__Problem to solve__. Set down the data below without change, skipping the pictures it holds.

__Task data__.
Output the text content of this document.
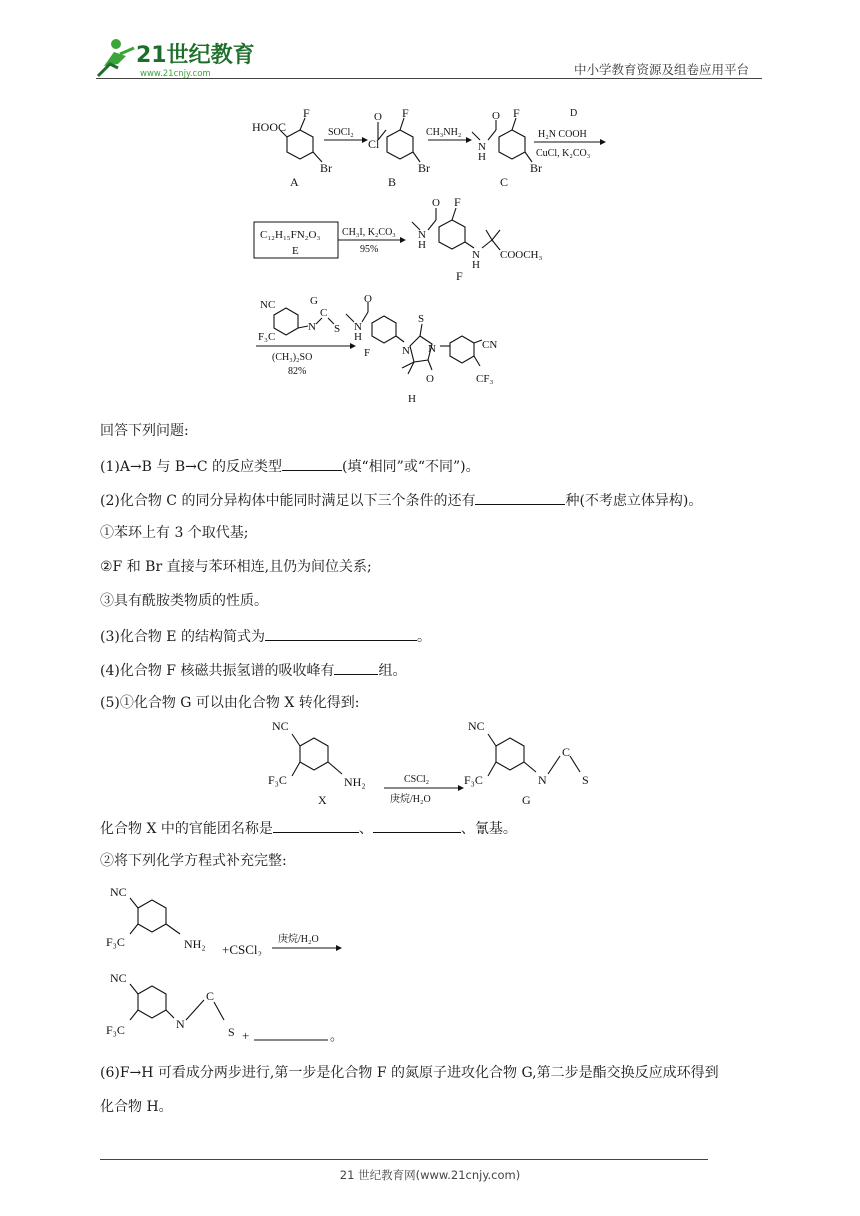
21世纪教育
www.21cnjy.com	中小学教育资源及组卷应用平台
HOOC
F
Br
A
SOCl₂
O
Cl
F
Br
B
CH₃NH₂
N
H
O F
Br
C
D
H₂N COOH
CuCl, K₂CO₃
C₁₂H₁₅FN₂O₃
E
CH₃I, K₂CO₃
95%
N
H
O F
N
H
COOCH₃
F
NC
F₃C
N
C
G
S
(CH₃)₂SO
82%
N
H
O
F	N
S
N
O
H
CN
CF₃
回答下列问题:
(1)A→B 与 B→C 的反应类型	(填“相同”或“不同”)。
(2)化合物 C 的同分异构体中能同时满足以下三个条件的还有	种(不考虑立体异构)。
①苯环上有 3 个取代基;
②F 和 Br 直接与苯环相连,且仍为间位关系;
③具有酰胺类物质的性质。
(3)化合物 E 的结构简式为	。
(4)化合物 F 核磁共振氢谱的吸收峰有	组。
(5)①化合物 G 可以由化合物 X 转化得到:
NC
F₃C	NH₂
X
CSCl₂
庚烷/H₂O
NC
F₃C	N
C
S
G
化合物 X 中的官能团名称是	、	、氰基。
②将下列化学方程式补充完整:
NC
F₃C	NH₂ +CSCl₂
庚烷/H₂O
NC
F₃C	N
C
S +	。
(6)F→H 可看成分两步进行,第一步是化合物 F 的氮原子进攻化合物 G,第二步是酯交换反应成环得到
化合物 H。
21 世纪教育网(www.21cnjy.com)
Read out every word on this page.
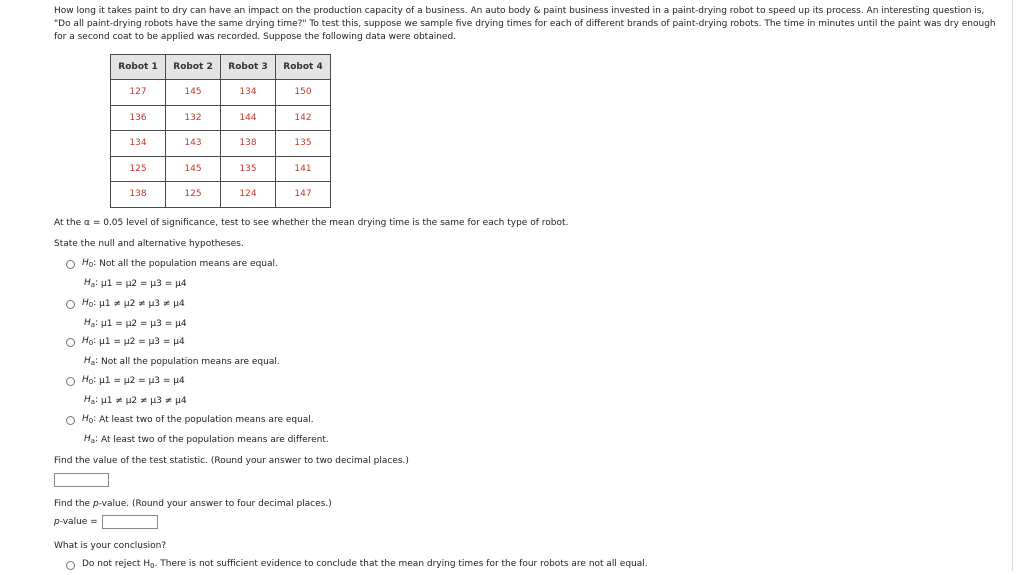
How long it takes paint to dry can have an impact on the production capacity of a business. An auto body & paint business invested in a paint-drying robot to speed up its process. An interesting question is, "Do all paint-drying robots have the same drying time?" To test this, suppose we sample five drying times for each of different brands of paint-drying robots. The time in minutes until the paint was dry enough for a second coat to be applied was recorded. Suppose the following data were obtained.
Robot 1	Robot 2	Robot 3	Robot 4
127	145	134	150
136	132	144	142
134	143	138	135
125	145	135	141
138	125	124	147
At the α = 0.05 level of significance, test to see whether the mean drying time is the same for each type of robot.
State the null and alternative hypotheses.
$H_0$: Not all the population means are equal.
$H_a$: μ1 = μ2 = μ3 = μ4
$H_0$: μ1 ≠ μ2 ≠ μ3 ≠ μ4
$H_a$: μ1 = μ2 = μ3 = μ4
$H_0$: μ1 = μ2 = μ3 = μ4
$H_a$: Not all the population means are equal.
$H_0$: μ1 = μ2 = μ3 = μ4
$H_a$: μ1 ≠ μ2 ≠ μ3 ≠ μ4
$H_0$: At least two of the population means are equal.
$H_a$: At least two of the population means are different.
Find the value of the test statistic. (Round your answer to two decimal places.)
Find the p-value. (Round your answer to four decimal places.)
p-value =
What is your conclusion?
Do not reject $H_0$. There is not sufficient evidence to conclude that the mean drying times for the four robots are not all equal.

__Written answer__.
Output the text content of this document.
21世纪教育
www.21cnjy.com	中小学教育资源及组卷应用平台
HOOC
F
Br
A
SOCl₂
O
Cl
F
Br
B
CH₃NH₂
N
H
O F
Br
C
D
H₂N COOH
CuCl, K₂CO₃
C₁₂H₁₅FN₂O₃
E
CH₃I, K₂CO₃
95%
N
H
O F
N
H
COOCH₃
F
NC
F₃C
N
C
G
S
(CH₃)₂SO
82%
N
H
O
F	N
S
N
O
H
CN
CF₃
回答下列问题:
(1)A→B 与 B→C 的反应类型	(填“相同”或“不同”)。
(2)化合物 C 的同分异构体中能同时满足以下三个条件的还有	种(不考虑立体异构)。
①苯环上有 3 个取代基;
②F 和 Br 直接与苯环相连,且仍为间位关系;
③具有酰胺类物质的性质。
(3)化合物 E 的结构简式为	。
(4)化合物 F 核磁共振氢谱的吸收峰有	组。
(5)①化合物 G 可以由化合物 X 转化得到:
NC
F₃C	NH₂
X
CSCl₂
庚烷/H₂O
NC
F₃C	N
C
S
G
化合物 X 中的官能团名称是	、	、氰基。
②将下列化学方程式补充完整:
NC
F₃C	NH₂ +CSCl₂
庚烷/H₂O
NC
F₃C	N
C
S +	。
(6)F→H 可看成分两步进行,第一步是化合物 F 的氮原子进攻化合物 G,第二步是酯交换反应成环得到
化合物 H。
21 世纪教育网(www.21cnjy.com)
Read out every word on this page.
How long it takes paint to dry can have an impact on the production capacity of a business. An auto body & paint business invested in a paint-drying robot to speed up its process. An interesting question is, "Do all paint-drying robots have the same drying time?" To test this, suppose we sample five drying times for each of different brands of paint-drying robots. The time in minutes until the paint was dry enough for a second coat to be applied was recorded. Suppose the following data were obtained.
Robot 1	Robot 2	Robot 3	Robot 4
127	145	134	150
136	132	144	142
134	143	138	135
125	145	135	141
138	125	124	147
At the α = 0.05 level of significance, test to see whether the mean drying time is the same for each type of robot.
State the null and alternative hypotheses.
$H_0$: Not all the population means are equal.
$H_a$: μ1 = μ2 = μ3 = μ4
$H_0$: μ1 ≠ μ2 ≠ μ3 ≠ μ4
$H_a$: μ1 = μ2 = μ3 = μ4
$H_0$: μ1 = μ2 = μ3 = μ4
$H_a$: Not all the population means are equal.
$H_0$: μ1 = μ2 = μ3 = μ4
$H_a$: μ1 ≠ μ2 ≠ μ3 ≠ μ4
$H_0$: At least two of the population means are equal.
$H_a$: At least two of the population means are different.
Find the value of the test statistic. (Round your answer to two decimal places.)
Find the p-value. (Round your answer to four decimal places.)
p-value =
What is your conclusion?
Do not reject $H_0$. There is not sufficient evidence to conclude that the mean drying times for the four robots are not all equal.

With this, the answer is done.